PROBLEM DETAILS:
Extract each line where the string "الربح" shows up.

Data extracted from a collection:
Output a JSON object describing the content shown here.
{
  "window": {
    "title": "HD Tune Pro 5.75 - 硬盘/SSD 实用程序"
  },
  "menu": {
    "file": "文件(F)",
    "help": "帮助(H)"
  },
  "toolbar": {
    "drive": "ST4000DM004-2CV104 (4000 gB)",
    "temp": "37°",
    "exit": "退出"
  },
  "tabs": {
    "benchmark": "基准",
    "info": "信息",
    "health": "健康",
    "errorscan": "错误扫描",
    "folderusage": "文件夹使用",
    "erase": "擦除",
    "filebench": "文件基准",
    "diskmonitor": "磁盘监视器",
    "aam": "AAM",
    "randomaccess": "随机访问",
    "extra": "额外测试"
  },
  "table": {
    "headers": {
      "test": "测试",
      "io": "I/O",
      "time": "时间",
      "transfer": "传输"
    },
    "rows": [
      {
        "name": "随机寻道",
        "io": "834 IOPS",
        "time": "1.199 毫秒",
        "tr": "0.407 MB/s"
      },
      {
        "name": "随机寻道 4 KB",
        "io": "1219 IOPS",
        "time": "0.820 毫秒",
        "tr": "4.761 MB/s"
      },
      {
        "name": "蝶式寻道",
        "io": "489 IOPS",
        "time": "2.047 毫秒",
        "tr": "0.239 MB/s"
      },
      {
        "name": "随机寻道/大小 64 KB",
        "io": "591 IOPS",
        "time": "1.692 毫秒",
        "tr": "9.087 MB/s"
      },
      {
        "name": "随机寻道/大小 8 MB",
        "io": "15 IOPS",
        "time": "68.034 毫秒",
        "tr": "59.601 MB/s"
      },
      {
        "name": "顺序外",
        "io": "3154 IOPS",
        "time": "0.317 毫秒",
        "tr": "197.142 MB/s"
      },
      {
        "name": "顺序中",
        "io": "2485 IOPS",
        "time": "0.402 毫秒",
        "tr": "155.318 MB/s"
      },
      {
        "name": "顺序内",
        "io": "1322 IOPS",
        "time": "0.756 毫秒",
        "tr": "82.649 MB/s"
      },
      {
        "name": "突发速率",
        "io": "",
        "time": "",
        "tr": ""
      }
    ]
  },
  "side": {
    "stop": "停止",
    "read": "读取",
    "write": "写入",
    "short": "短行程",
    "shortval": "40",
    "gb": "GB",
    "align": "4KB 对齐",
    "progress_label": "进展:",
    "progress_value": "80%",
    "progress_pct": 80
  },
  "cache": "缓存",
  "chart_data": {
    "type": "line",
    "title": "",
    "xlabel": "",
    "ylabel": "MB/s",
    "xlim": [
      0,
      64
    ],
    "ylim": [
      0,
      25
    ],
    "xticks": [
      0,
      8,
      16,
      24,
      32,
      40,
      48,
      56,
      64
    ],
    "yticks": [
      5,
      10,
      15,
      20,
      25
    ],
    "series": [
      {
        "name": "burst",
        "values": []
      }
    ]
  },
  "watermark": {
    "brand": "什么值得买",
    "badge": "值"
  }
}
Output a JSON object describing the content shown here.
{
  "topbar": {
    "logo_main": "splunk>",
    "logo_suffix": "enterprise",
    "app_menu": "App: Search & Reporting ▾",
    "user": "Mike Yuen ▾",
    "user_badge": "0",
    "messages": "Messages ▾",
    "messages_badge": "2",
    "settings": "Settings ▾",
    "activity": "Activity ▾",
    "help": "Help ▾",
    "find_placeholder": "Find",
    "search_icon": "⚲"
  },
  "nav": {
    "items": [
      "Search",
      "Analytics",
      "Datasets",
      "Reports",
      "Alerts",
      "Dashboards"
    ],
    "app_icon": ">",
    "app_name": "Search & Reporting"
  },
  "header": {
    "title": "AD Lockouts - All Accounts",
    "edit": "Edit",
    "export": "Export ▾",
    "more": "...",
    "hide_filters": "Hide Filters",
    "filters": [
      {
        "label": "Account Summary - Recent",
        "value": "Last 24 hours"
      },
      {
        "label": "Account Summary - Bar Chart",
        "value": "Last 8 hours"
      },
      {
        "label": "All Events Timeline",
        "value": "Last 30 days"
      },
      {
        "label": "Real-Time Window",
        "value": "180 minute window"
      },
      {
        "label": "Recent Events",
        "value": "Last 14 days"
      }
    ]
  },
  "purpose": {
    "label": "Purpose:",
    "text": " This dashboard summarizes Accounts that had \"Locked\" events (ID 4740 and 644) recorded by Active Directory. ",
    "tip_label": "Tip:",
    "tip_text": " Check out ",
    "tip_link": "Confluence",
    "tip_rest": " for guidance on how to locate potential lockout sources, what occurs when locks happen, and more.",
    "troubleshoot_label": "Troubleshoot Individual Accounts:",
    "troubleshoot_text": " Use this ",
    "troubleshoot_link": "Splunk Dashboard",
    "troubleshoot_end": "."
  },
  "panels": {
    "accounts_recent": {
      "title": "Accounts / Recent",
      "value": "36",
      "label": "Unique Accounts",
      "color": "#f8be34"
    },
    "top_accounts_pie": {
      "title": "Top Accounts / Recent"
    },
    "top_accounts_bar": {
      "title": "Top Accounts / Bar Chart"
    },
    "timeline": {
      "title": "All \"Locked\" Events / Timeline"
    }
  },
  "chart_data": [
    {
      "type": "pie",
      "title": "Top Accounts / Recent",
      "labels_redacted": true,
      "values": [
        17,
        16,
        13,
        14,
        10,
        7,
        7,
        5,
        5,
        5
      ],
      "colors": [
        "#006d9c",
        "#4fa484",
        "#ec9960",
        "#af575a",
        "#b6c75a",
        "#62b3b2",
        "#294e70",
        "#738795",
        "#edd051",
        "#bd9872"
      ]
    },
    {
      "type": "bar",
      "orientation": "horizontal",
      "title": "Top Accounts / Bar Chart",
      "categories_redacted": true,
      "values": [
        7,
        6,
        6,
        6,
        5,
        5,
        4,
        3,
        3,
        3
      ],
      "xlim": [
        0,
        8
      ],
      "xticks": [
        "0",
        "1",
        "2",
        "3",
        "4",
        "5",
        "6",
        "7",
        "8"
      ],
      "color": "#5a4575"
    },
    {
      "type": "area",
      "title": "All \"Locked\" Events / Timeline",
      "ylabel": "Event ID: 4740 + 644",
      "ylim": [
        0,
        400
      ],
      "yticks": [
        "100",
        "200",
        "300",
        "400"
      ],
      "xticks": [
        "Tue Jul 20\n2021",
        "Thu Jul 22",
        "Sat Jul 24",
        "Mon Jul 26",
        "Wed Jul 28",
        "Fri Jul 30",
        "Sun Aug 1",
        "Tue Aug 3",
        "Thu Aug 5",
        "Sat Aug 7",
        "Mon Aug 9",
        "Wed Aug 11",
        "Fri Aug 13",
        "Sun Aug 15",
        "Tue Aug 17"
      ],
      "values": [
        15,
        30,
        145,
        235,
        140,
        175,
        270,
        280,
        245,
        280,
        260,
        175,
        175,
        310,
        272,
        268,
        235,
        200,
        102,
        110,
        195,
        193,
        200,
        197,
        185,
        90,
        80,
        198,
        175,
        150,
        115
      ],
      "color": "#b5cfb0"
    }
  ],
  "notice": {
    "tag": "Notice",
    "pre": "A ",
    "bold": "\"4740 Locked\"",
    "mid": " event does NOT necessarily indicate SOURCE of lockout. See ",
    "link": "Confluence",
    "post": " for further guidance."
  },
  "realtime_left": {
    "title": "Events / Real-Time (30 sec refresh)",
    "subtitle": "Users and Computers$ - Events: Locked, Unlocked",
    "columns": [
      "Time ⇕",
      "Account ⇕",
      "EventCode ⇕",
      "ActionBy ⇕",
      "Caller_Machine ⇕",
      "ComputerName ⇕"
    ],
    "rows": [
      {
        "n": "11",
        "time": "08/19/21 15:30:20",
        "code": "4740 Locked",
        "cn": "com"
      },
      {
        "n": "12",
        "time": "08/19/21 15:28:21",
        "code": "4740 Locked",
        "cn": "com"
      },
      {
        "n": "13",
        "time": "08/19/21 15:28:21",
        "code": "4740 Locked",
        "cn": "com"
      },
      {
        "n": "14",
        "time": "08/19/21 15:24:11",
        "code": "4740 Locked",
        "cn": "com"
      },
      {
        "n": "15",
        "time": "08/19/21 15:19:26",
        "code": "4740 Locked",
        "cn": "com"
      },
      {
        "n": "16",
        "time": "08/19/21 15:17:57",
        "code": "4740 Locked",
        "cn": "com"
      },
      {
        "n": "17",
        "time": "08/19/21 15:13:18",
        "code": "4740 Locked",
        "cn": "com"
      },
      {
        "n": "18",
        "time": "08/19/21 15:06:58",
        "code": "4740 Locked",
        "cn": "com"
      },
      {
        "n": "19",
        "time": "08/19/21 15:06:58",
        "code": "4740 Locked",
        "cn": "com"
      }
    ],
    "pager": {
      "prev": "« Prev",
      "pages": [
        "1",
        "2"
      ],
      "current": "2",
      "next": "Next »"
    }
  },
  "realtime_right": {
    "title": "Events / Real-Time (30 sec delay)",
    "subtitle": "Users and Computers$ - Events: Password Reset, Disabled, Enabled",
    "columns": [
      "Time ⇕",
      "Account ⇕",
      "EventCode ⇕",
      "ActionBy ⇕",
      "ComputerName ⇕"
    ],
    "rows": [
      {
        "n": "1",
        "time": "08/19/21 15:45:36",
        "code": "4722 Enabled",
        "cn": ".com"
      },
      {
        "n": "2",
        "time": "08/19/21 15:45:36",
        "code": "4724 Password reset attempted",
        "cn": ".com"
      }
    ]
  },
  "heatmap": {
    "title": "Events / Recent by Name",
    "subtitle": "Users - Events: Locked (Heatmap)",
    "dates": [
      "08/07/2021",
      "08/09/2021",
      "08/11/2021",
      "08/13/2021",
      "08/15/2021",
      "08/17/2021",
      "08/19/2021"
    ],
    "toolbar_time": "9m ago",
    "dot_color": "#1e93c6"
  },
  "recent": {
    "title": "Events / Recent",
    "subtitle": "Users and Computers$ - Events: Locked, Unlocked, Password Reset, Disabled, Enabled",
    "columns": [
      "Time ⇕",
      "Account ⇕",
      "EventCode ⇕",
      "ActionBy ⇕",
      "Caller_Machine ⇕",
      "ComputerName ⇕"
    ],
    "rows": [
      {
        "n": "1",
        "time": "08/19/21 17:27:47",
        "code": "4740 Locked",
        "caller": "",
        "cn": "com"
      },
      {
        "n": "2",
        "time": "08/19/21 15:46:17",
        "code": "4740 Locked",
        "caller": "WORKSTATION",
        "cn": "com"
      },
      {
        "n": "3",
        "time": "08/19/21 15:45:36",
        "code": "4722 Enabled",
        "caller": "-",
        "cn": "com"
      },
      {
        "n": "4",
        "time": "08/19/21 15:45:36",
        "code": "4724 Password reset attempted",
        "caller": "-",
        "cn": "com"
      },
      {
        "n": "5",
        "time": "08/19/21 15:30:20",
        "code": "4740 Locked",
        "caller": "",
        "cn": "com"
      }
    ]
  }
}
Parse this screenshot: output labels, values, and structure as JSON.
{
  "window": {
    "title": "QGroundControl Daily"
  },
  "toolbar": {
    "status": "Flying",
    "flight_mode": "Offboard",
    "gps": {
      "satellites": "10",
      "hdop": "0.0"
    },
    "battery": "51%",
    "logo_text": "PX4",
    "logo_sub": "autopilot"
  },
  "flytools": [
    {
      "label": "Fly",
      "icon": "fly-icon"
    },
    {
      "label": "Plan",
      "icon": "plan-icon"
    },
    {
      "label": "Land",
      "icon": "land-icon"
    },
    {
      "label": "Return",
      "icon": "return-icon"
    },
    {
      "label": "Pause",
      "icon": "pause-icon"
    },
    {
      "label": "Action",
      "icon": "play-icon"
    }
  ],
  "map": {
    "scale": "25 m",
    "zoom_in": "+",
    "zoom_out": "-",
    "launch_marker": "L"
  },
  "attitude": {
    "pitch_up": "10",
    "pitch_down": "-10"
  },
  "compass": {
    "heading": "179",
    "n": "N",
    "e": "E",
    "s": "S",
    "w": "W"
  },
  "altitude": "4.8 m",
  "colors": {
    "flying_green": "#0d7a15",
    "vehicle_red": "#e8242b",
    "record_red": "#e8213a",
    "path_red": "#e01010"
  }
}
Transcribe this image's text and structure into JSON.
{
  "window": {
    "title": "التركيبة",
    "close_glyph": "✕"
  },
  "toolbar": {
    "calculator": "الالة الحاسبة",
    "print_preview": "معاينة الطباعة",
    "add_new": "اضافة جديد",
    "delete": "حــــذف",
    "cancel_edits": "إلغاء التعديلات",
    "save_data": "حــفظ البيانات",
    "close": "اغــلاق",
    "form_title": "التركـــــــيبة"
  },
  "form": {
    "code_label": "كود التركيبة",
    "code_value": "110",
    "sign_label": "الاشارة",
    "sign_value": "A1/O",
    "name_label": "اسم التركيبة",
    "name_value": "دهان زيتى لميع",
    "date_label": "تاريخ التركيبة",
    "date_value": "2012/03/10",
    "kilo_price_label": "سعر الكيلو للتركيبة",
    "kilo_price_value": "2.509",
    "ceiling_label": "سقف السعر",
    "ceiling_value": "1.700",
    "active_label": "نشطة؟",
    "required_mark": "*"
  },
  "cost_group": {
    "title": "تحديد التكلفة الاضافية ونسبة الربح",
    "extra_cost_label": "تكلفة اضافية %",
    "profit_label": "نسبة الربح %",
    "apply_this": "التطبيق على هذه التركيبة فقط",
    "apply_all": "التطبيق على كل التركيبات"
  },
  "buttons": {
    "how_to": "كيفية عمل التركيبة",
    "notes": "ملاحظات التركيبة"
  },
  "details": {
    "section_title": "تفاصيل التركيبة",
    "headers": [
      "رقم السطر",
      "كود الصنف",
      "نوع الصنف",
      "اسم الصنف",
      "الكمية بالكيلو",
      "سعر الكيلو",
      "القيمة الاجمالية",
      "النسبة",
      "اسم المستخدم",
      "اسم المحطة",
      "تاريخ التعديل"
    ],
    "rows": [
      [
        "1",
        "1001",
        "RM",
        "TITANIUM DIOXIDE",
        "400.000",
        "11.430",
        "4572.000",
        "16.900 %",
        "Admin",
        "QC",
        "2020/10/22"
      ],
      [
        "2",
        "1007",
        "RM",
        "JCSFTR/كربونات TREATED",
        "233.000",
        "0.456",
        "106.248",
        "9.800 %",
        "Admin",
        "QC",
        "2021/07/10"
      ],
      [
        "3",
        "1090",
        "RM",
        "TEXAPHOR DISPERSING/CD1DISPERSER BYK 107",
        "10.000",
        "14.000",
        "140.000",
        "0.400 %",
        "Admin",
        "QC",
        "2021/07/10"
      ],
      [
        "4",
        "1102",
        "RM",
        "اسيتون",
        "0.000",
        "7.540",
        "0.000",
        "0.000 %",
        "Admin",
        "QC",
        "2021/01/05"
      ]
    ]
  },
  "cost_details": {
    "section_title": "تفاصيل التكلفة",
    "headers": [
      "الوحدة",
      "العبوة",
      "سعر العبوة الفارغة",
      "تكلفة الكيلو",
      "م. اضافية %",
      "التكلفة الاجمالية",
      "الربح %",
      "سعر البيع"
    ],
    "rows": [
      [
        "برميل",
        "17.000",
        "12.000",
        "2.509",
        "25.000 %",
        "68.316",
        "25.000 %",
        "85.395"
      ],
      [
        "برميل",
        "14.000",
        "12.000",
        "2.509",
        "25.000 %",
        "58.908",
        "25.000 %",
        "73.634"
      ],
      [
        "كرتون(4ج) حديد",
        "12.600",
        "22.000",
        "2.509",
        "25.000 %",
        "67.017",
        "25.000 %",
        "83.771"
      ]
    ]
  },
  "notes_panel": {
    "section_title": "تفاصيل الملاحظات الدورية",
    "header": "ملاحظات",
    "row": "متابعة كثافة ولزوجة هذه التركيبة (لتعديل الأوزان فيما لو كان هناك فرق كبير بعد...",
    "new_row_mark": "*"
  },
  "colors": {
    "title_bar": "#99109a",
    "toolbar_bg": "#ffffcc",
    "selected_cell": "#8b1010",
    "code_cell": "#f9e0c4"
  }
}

RESULT OF THE TASK:
    "title": "تحديد التكلفة الاضافية ونسبة الربح",
    "profit_label": "نسبة الربح %",
      "الربح %",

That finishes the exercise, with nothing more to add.